# start of RECORDS FOR THE TASK

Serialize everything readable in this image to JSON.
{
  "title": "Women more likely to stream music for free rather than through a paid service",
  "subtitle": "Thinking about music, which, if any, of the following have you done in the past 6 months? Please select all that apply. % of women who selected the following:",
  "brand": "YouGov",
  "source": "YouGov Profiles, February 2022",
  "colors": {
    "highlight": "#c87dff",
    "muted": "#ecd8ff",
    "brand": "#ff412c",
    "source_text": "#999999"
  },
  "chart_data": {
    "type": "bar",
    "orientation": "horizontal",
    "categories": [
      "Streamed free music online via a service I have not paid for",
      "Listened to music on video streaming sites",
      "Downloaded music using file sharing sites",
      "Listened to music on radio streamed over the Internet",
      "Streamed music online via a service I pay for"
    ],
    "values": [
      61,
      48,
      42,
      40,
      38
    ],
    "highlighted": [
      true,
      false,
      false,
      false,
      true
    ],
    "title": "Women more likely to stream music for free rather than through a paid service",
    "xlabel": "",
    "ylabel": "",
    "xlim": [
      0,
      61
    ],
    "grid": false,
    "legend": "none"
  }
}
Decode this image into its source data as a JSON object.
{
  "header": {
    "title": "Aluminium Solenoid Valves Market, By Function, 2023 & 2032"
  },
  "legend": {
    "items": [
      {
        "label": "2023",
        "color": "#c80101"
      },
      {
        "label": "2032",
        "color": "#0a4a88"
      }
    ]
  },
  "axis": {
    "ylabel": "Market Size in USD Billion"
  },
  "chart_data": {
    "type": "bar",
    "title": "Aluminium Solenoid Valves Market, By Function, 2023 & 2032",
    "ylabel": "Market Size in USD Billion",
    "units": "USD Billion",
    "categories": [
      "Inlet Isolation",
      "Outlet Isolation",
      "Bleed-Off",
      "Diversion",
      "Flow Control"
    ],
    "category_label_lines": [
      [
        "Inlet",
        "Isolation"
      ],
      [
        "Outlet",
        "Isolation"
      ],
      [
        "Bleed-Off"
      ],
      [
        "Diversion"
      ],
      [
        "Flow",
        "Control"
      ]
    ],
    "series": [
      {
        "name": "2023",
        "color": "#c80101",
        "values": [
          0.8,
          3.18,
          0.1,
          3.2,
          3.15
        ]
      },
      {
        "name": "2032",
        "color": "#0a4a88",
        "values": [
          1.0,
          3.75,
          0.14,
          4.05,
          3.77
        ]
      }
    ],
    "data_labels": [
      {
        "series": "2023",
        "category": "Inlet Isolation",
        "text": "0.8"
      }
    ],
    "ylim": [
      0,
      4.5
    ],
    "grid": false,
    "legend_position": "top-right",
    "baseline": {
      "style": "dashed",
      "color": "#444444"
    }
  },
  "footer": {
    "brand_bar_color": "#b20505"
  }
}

# end of RECORDS FOR THE TASK

## INSTRUCTIONS TO FOLLOW
Tally up the lines in the preceding listing that contain the string "sites". Respond with the number and nothing else.

## RESULT OF THE EXERCISE
2